| Text excerpt |
I tend to agree, but the EM capacity would be only used in part of EAS
code. The whole fair.c view to the capacity_of() (RT + DL + irq +
thermal_pressure) would be still wrong in other parts, e.g.
select_idle_sibling() and load balance.
When we get this powerhint we might be already in overutilied state
so EAS is disabled. IMO other mechanisms in the task scheduler
should be also aware of that capacity reduction.
On 10/10/22 10:32, Vincent Guittot wrote:
> On Mon, 10 Oct 2022 at 11:30, Lukasz Luba <[email protected]> wrote:
>>
>>
>>
>> On 10/10/22 10:15, Vincent Guittot wrote:
>>> On Mon, 10 Oct 2022 at 11:02, Lukasz Luba <[email protected]> wrote:
>>>>
>>>>
>>>>
>>>> On 10/10/22 06:39, Viresh Kumar wrote:
>>>>> Would be good to always CC Scheduler maintainers for such a patch.
>>>>
>>>> Agree, I'll do that.
>>>>
>>>>>
>>>>> On 30-09-22, 10:48, Lukasz Luba wrote:
>>>>>> When the new max frequency value is stored, the task scheduler must
>>>>>> know about it. The scheduler uses the CPUs capacity information in the
>>>>>> task placement. Use the existing mechanism which provides information
>>>>>> about reduced CPU capacity to the scheduler due to thermal capping.
>>>>>>
>>>>>> Signed-off-by: Lukasz Luba <[email protected]>
>>>>>> ---
>>>>>> drivers/cpufreq/cpufreq.c | 18 +++++++++++++++++-
>>>>>> 1 file changed, 17 insertions(+), 1 deletion(-)
>>>>>>
>>>>>> diff --git a/drivers/cpufreq/cpufreq.c b/drivers/cpufreq/cpufreq.c
>>>>>> index 1f8b93f42c76..205d9ea9c023 100644
>>>>>> --- a/drivers/cpufreq/cpufreq.c
>>>>>> +++ b/drivers/cpufreq/cpufreq.c
>>>>>> @@ -27,6 +27,7 @@
>>>>>> #include <linux/slab.h>
>>>>>> #include <linux/suspend.h>
>>>>>> #include <linux/syscore_ops.h>
>>>>>> +#include <linux/thermal.h>
>>>>>> #include <linux/tick.h>
>>>>>> #include <linux/units.h>
>>>>>> #include <trace/events/power.h>
>>>>>> @@ -718,6 +719,8 @@ static ssize_t show_scaling_cur_freq(struct cpufreq_policy *policy, char *buf)
>>>>>> static ssize_t store_scaling_max_freq
>>>>>> (struct cpufreq_policy *policy, const char *buf, size_t count)

| Data supplied |

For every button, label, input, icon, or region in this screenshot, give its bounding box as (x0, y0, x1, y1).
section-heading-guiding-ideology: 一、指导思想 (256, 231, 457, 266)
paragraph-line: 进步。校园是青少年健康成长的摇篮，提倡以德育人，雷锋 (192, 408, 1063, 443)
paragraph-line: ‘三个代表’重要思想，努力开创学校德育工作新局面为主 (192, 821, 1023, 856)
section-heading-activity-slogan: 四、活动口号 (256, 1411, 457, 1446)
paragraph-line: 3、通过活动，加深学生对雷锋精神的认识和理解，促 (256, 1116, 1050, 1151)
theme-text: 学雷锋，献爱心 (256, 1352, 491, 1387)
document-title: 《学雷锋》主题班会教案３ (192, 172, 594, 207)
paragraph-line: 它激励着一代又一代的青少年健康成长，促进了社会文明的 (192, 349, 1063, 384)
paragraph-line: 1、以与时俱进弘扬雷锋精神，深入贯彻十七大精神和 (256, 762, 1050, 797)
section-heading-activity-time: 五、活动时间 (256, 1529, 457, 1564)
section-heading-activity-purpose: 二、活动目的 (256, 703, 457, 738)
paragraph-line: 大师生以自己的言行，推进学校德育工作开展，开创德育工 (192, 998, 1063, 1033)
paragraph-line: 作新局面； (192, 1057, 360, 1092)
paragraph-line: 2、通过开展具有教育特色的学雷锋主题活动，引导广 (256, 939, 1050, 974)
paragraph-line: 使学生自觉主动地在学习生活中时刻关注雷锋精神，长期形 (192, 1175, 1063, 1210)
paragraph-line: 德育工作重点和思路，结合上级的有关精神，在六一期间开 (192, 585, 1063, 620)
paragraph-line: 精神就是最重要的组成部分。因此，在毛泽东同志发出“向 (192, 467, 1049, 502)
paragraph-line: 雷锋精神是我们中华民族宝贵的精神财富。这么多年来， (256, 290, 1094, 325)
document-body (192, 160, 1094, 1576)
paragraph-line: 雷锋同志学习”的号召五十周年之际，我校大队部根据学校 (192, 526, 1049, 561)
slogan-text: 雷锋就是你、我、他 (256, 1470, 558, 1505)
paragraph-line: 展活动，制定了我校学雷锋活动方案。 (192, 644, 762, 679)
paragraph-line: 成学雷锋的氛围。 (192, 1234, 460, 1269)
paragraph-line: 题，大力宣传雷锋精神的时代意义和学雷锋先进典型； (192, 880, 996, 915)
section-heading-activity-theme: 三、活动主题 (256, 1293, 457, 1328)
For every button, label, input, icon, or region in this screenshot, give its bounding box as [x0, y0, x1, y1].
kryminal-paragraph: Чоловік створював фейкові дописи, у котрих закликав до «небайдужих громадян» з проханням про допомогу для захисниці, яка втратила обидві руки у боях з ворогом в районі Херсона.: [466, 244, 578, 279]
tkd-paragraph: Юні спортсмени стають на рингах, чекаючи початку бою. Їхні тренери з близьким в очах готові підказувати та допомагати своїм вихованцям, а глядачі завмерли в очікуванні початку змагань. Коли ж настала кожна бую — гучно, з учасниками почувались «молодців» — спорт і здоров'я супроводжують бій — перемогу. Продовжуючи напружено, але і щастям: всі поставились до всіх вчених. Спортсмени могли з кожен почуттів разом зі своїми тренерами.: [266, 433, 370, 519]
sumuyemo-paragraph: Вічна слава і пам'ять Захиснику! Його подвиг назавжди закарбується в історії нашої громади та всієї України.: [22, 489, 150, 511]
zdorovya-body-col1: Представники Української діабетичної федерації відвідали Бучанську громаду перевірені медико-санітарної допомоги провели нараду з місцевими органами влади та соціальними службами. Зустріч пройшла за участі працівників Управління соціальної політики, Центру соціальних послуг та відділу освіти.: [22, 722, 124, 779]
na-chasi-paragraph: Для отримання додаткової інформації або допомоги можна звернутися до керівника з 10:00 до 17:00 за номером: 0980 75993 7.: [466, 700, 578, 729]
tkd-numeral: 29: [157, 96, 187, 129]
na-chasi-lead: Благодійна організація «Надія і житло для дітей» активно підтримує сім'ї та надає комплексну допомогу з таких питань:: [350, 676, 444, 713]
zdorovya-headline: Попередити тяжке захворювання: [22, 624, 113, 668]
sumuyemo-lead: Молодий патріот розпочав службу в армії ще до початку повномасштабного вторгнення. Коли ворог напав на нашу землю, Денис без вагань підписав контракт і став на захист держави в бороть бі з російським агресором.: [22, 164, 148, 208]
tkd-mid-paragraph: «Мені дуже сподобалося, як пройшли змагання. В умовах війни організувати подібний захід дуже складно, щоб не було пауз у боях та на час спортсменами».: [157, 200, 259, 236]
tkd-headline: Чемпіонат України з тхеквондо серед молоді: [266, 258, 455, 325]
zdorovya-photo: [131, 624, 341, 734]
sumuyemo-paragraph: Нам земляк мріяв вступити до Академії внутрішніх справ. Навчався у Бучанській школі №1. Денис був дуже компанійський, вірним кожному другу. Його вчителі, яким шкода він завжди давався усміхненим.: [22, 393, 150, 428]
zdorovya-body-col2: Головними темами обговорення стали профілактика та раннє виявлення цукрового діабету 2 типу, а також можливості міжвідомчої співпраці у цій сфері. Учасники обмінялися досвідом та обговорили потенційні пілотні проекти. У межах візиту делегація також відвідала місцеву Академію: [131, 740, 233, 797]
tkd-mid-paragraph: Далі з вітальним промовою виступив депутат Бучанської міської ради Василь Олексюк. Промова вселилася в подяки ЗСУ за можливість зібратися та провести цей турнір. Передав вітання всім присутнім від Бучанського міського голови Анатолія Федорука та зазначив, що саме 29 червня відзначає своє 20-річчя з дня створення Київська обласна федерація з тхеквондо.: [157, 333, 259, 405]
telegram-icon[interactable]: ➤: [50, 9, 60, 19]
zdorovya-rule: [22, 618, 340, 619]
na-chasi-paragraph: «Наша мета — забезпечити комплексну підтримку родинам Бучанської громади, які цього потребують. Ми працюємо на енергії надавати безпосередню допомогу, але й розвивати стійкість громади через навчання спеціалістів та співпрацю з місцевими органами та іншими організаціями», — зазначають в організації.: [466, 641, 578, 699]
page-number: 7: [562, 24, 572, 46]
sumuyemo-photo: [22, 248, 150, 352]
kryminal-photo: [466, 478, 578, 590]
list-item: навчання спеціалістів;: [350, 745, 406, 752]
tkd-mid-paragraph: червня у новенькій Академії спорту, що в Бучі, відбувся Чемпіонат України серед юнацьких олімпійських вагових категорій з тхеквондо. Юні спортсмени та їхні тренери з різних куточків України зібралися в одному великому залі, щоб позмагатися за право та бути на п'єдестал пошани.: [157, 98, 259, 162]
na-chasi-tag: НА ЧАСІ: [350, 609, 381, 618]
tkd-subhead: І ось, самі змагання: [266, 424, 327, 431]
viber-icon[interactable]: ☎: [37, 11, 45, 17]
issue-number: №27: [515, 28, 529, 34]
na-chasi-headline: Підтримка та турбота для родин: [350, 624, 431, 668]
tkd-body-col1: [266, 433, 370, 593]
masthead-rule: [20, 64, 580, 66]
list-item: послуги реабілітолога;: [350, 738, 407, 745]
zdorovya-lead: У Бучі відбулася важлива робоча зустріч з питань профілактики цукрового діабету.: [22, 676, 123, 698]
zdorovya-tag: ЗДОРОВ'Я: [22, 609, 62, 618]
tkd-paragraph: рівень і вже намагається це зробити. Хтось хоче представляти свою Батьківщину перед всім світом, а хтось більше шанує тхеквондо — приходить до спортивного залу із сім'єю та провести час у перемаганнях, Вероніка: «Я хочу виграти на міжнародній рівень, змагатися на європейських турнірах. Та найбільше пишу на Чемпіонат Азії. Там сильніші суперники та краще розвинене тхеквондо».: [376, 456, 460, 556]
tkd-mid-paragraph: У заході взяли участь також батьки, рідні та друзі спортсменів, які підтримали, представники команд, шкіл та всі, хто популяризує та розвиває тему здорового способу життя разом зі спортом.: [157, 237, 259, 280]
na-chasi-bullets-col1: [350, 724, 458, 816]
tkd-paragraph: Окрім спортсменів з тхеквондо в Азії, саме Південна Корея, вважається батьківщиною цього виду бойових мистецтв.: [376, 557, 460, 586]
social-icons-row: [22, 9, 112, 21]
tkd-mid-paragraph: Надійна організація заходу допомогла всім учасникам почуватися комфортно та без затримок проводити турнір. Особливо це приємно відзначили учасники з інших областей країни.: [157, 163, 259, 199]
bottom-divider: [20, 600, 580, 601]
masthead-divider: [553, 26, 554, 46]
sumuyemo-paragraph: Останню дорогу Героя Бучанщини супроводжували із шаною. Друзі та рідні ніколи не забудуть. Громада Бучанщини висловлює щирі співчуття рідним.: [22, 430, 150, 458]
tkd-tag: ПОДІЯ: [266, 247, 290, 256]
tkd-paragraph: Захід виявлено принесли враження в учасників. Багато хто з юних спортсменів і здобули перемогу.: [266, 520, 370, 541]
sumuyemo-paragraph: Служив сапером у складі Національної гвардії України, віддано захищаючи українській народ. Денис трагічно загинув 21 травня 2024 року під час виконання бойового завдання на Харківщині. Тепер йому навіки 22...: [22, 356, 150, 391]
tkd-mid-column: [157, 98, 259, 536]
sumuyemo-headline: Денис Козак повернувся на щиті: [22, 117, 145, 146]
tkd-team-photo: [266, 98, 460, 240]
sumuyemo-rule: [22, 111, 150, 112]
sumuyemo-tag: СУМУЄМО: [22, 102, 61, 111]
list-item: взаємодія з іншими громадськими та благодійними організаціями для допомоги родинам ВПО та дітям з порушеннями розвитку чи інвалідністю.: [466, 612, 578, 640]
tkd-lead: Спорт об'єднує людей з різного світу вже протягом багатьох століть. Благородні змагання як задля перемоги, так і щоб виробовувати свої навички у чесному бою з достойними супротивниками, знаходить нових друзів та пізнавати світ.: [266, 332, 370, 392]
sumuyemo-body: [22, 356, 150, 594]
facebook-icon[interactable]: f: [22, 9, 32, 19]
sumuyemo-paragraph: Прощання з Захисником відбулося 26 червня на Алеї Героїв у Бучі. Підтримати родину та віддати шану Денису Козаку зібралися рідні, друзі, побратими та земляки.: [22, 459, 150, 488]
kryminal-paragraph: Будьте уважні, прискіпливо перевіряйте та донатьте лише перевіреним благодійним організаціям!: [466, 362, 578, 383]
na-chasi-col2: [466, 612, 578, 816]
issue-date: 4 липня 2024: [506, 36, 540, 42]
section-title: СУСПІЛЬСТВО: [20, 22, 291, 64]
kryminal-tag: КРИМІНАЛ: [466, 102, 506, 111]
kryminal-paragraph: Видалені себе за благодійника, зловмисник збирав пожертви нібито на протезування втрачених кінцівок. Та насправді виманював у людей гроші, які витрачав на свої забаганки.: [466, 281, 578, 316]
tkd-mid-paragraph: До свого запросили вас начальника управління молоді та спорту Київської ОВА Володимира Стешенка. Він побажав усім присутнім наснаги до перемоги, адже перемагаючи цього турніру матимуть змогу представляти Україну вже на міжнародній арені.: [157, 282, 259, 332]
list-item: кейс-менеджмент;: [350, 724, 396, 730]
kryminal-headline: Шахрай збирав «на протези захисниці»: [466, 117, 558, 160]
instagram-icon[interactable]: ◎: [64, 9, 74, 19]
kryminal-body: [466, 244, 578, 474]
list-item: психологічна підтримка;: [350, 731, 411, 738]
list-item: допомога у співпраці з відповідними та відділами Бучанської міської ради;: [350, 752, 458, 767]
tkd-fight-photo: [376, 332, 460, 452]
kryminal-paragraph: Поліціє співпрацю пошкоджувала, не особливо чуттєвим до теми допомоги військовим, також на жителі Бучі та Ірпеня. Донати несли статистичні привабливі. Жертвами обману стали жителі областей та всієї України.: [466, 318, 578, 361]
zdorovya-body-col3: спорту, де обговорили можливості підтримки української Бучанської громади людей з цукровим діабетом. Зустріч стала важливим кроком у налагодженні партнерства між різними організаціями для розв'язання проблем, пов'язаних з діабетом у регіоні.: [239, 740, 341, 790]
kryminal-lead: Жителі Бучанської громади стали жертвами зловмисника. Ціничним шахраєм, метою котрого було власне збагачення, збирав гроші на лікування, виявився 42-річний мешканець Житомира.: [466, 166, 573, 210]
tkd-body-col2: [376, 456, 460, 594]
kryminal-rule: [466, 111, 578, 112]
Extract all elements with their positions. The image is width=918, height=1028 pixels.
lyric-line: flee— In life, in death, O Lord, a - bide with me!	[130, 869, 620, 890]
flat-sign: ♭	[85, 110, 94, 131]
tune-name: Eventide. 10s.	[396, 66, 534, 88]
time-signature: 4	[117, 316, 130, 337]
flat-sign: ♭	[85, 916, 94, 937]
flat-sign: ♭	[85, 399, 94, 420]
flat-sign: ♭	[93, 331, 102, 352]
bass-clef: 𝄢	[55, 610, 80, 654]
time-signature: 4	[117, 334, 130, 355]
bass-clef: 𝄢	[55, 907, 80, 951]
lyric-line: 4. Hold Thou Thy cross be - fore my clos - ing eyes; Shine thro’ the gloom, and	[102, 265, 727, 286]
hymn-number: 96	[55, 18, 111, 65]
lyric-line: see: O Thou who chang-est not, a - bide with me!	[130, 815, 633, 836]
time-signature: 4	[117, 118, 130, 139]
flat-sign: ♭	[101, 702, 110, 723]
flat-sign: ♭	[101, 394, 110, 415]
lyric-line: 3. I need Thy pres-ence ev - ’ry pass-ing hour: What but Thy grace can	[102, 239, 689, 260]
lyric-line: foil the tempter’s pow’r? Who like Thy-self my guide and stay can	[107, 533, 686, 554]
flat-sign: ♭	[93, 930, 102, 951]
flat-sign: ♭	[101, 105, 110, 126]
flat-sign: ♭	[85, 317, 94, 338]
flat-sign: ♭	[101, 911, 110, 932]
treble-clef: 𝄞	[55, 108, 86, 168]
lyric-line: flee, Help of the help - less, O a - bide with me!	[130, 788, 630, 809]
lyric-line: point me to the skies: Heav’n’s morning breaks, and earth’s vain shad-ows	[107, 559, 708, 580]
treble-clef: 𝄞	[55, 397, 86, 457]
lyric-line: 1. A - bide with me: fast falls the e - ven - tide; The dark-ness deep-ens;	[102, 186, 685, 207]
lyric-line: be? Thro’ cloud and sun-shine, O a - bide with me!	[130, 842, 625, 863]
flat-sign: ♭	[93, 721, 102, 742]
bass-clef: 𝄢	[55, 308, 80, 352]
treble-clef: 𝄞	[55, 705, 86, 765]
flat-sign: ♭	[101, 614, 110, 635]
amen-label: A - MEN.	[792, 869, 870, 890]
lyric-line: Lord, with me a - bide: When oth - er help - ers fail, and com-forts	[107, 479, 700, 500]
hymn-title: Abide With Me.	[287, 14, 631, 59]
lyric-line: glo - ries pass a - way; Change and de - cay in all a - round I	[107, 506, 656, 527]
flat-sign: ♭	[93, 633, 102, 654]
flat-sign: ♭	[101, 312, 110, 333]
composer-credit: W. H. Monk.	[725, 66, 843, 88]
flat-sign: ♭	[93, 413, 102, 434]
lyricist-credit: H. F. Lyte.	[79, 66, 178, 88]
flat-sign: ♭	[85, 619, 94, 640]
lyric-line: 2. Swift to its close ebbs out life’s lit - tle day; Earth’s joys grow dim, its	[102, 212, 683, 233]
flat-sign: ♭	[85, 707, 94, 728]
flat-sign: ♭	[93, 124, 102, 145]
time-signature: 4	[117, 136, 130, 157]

| Exercises to complete |
• a. Rewrite the cpufreq patch thread from "On 10/10/22 10:32, Vincent" to "such a patch.", changing "Scheduler maintainers" to "thermal maintainers".
• b. Answer these questions from the cpufreq patch thread:
(i) Which file does the patch modify?
(ii) Who says it would be good to always CC the scheduler maintainers on such a patch?
(iii) Which header does the patch add a new include line for?

| Responses to the tasks |
• a.
On 10/10/22 10:32, Vincent Guittot wrote:
> On Mon, 10 Oct 2022 at 11:30, Lukasz Luba <[email protected]> wrote:
>>
>>
>>
>> On 10/10/22 10:15, Vincent Guittot wrote:
>>> On Mon, 10 Oct 2022 at 11:02, Lukasz Luba <[email protected]> wrote:
>>>>
>>>>
>>>>
>>>> On 10/10/22 06:39, Viresh Kumar wrote:
>>>>> Would be good to always CC thermal maintainers for such a patch.

• b.
(i) drivers/cpufreq/cpufreq.c
(ii) Viresh Kumar
(iii) linux/thermal.h